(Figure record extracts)
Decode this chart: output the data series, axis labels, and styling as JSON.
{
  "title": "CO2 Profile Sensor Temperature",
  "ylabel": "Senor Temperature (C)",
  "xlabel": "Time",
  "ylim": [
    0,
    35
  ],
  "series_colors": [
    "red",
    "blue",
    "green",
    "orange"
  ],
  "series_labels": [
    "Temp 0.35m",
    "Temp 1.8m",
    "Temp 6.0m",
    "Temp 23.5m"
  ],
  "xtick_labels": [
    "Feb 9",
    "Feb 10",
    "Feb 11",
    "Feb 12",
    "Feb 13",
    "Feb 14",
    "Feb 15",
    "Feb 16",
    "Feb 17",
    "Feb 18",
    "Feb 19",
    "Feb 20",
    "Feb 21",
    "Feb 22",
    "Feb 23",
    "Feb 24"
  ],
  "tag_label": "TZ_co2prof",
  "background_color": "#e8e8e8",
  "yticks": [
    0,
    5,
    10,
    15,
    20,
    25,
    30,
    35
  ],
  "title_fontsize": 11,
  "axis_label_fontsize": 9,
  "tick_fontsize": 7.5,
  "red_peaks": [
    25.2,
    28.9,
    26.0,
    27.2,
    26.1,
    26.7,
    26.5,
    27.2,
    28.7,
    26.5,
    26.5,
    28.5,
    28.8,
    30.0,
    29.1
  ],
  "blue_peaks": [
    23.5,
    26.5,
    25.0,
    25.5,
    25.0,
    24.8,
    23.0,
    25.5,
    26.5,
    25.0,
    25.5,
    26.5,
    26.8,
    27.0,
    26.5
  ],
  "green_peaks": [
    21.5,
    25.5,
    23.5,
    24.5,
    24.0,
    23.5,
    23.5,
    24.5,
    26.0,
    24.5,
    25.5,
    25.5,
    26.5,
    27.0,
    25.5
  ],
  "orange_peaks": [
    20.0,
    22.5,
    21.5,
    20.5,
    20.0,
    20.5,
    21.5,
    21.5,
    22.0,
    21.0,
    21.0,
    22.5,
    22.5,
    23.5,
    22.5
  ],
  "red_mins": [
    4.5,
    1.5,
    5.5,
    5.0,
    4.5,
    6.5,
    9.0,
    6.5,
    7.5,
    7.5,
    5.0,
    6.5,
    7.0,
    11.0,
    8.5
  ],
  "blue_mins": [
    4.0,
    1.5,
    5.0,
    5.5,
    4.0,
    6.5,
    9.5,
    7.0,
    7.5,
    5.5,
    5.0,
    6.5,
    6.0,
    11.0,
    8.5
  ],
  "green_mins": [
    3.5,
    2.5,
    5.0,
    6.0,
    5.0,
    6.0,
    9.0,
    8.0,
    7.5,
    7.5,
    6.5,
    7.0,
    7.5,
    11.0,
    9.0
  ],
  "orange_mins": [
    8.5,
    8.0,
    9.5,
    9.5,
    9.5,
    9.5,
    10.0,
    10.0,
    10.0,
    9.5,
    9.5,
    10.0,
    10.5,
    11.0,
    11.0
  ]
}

What is being asked
Repeat all the records. Match each line exactly.

Complete output
Decode this chart: output the data series, axis labels, and styling as JSON.
{
  "title": "CO2 Profile Sensor Temperature",
  "ylabel": "Senor Temperature (C)",
  "xlabel": "Time",
  "ylim": [
    0,
    35
  ],
  "series_colors": [
    "red",
    "blue",
    "green",
    "orange"
  ],
  "series_labels": [
    "Temp 0.35m",
    "Temp 1.8m",
    "Temp 6.0m",
    "Temp 23.5m"
  ],
  "xtick_labels": [
    "Feb 9",
    "Feb 10",
    "Feb 11",
    "Feb 12",
    "Feb 13",
    "Feb 14",
    "Feb 15",
    "Feb 16",
    "Feb 17",
    "Feb 18",
    "Feb 19",
    "Feb 20",
    "Feb 21",
    "Feb 22",
    "Feb 23",
    "Feb 24"
  ],
  "tag_label": "TZ_co2prof",
  "background_color": "#e8e8e8",
  "yticks": [
    0,
    5,
    10,
    15,
    20,
    25,
    30,
    35
  ],
  "title_fontsize": 11,
  "axis_label_fontsize": 9,
  "tick_fontsize": 7.5,
  "red_peaks": [
    25.2,
    28.9,
    26.0,
    27.2,
    26.1,
    26.7,
    26.5,
    27.2,
    28.7,
    26.5,
    26.5,
    28.5,
    28.8,
    30.0,
    29.1
  ],
  "blue_peaks": [
    23.5,
    26.5,
    25.0,
    25.5,
    25.0,
    24.8,
    23.0,
    25.5,
    26.5,
    25.0,
    25.5,
    26.5,
    26.8,
    27.0,
    26.5
  ],
  "green_peaks": [
    21.5,
    25.5,
    23.5,
    24.5,
    24.0,
    23.5,
    23.5,
    24.5,
    26.0,
    24.5,
    25.5,
    25.5,
    26.5,
    27.0,
    25.5
  ],
  "orange_peaks": [
    20.0,
    22.5,
    21.5,
    20.5,
    20.0,
    20.5,
    21.5,
    21.5,
    22.0,
    21.0,
    21.0,
    22.5,
    22.5,
    23.5,
    22.5
  ],
  "red_mins": [
    4.5,
    1.5,
    5.5,
    5.0,
    4.5,
    6.5,
    9.0,
    6.5,
    7.5,
    7.5,
    5.0,
    6.5,
    7.0,
    11.0,
    8.5
  ],
  "blue_mins": [
    4.0,
    1.5,
    5.0,
    5.5,
    4.0,
    6.5,
    9.5,
    7.0,
    7.5,
    5.5,
    5.0,
    6.5,
    6.0,
    11.0,
    8.5
  ],
  "green_mins": [
    3.5,
    2.5,
    5.0,
    6.0,
    5.0,
    6.0,
    9.0,
    8.0,
    7.5,
    7.5,
    6.5,
    7.0,
    7.5,
    11.0,
    9.0
  ],
  "orange_mins": [
    8.5,
    8.0,
    9.5,
    9.5,
    9.5,
    9.5,
    10.0,
    10.0,
    10.0,
    9.5,
    9.5,
    10.0,
    10.5,
    11.0,
    11.0
  ]
}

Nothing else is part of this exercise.